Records

## BEGIN

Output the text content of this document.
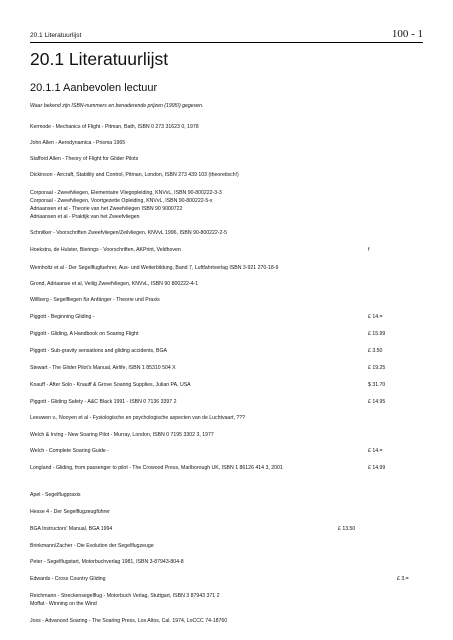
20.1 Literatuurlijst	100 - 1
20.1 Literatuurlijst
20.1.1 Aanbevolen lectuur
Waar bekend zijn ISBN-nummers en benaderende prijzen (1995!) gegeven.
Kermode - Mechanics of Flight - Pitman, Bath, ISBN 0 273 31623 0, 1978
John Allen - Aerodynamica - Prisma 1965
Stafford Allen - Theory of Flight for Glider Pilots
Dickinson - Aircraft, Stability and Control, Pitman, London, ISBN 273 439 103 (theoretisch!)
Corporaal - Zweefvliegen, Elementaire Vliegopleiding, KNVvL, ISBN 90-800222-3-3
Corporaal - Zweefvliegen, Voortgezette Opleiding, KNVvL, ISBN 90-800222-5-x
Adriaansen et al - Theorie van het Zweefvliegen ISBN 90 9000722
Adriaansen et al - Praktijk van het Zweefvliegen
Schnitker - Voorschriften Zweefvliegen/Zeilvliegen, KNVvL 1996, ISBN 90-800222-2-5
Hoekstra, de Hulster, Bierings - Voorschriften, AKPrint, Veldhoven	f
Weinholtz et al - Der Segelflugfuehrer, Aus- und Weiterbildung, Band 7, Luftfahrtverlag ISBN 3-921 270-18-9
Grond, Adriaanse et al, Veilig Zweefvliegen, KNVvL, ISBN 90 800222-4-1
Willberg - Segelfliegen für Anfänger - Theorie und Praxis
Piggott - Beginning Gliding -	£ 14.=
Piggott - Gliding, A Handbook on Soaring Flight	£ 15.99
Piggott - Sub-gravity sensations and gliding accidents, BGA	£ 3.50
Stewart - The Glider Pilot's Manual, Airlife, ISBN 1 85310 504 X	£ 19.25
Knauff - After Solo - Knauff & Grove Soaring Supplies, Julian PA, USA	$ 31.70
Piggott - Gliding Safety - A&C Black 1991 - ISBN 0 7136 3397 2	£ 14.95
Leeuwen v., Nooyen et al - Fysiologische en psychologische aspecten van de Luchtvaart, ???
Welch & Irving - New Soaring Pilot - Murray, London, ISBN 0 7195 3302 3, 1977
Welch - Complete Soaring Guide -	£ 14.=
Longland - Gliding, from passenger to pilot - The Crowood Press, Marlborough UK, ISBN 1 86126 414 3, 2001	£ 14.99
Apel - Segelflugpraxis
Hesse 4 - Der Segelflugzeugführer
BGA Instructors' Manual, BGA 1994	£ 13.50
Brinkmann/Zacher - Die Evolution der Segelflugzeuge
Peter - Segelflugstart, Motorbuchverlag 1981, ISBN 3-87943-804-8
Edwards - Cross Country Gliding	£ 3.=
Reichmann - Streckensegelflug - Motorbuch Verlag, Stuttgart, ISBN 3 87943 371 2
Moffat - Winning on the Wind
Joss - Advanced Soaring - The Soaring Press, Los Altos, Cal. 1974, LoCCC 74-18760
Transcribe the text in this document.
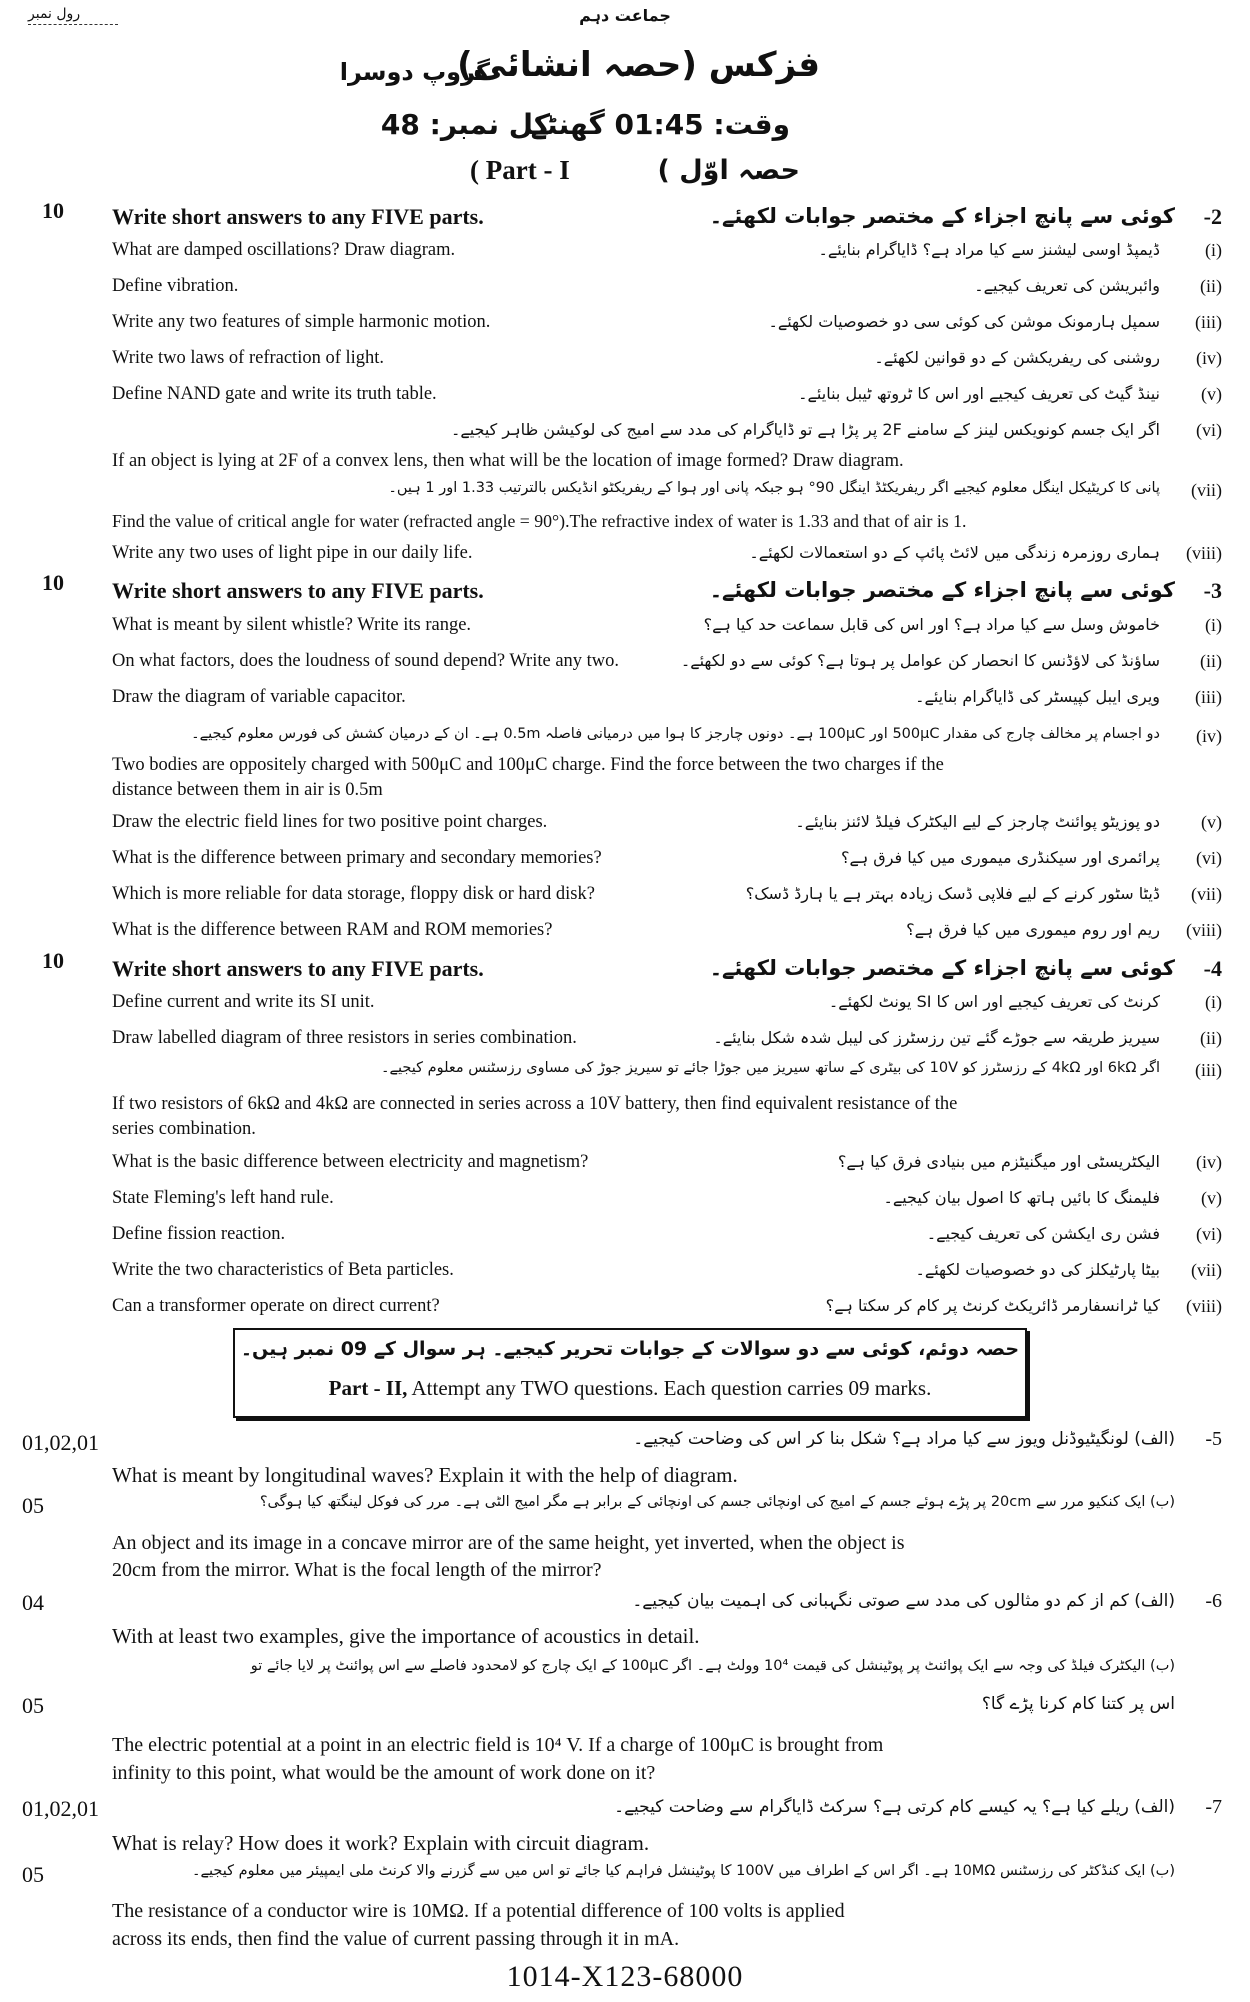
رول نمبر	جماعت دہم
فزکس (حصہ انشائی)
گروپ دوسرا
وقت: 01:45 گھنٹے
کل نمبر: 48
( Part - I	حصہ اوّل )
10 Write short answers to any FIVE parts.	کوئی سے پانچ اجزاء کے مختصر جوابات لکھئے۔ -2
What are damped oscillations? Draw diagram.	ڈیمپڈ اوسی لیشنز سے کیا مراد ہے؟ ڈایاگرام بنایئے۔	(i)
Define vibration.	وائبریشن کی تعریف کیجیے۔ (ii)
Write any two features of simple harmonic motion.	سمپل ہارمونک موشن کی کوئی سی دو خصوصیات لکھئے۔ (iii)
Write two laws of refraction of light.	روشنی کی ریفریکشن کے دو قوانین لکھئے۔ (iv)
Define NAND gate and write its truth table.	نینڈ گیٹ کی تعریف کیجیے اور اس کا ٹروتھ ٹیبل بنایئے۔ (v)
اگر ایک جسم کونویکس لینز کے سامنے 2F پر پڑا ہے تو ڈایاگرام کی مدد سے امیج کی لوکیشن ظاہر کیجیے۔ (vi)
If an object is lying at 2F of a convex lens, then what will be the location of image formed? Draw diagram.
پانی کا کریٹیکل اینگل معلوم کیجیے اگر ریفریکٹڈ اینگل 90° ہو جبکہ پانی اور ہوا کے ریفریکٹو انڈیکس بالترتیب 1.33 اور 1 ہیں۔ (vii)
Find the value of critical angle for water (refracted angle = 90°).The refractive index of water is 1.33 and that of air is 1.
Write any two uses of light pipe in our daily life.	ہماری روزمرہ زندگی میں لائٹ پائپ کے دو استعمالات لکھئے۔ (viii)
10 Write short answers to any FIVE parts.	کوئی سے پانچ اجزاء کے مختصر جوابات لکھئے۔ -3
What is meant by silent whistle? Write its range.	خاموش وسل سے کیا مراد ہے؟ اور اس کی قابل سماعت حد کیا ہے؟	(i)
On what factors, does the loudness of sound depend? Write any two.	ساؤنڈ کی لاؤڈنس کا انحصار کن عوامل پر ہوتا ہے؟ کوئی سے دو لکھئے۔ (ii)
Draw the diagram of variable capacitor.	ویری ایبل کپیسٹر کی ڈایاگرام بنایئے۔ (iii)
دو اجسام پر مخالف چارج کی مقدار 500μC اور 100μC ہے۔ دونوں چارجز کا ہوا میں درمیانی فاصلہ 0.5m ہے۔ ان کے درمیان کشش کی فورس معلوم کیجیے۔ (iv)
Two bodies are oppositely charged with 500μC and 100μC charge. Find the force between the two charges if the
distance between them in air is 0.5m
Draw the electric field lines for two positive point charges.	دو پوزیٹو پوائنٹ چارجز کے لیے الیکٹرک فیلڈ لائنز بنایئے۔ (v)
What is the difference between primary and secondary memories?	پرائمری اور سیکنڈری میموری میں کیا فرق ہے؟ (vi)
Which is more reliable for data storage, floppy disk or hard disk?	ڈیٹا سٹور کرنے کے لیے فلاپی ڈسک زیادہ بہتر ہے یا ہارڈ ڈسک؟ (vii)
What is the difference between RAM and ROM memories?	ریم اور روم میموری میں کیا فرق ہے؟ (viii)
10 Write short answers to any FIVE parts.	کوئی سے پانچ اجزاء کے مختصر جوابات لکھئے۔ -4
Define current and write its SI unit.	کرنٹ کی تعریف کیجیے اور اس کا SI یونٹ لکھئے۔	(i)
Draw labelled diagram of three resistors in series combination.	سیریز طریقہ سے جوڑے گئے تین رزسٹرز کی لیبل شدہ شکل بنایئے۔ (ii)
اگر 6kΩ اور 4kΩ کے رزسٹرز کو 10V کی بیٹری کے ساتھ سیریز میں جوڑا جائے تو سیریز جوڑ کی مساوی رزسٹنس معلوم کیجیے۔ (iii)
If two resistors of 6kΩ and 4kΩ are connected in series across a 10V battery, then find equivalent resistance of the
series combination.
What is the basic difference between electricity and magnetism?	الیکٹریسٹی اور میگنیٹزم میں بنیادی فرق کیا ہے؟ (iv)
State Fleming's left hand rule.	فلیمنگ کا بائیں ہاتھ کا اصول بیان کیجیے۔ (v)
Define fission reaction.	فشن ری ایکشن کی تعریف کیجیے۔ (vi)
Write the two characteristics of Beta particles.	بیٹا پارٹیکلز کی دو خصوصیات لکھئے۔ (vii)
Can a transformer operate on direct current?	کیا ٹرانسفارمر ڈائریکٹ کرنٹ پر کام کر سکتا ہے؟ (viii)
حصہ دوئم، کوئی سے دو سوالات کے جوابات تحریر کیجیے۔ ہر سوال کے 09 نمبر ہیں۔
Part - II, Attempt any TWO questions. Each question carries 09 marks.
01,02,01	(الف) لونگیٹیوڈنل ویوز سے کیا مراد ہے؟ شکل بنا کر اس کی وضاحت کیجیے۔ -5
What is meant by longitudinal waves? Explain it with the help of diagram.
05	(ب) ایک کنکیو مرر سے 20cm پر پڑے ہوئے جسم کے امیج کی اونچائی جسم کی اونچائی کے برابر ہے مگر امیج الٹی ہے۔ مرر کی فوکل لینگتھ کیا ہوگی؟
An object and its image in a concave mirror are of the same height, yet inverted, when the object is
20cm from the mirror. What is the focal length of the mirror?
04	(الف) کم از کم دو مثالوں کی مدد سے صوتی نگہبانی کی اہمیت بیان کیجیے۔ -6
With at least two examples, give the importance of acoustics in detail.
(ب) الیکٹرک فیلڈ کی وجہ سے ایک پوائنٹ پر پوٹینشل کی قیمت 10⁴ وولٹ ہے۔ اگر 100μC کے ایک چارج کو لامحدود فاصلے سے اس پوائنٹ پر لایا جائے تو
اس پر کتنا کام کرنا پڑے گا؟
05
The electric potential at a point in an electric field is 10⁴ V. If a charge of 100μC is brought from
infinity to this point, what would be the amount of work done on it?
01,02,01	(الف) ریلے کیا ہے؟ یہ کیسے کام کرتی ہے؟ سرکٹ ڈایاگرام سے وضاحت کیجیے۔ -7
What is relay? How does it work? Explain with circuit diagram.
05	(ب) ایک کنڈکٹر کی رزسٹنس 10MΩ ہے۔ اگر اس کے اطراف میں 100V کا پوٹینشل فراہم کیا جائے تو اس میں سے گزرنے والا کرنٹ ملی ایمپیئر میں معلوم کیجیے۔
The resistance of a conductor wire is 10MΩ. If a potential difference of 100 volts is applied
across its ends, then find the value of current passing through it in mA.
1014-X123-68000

## END

● **Task requirements**: Each line in the listing above either holds the string "meant" or does not; state how many do, giving the number only.

● **Response below**: 2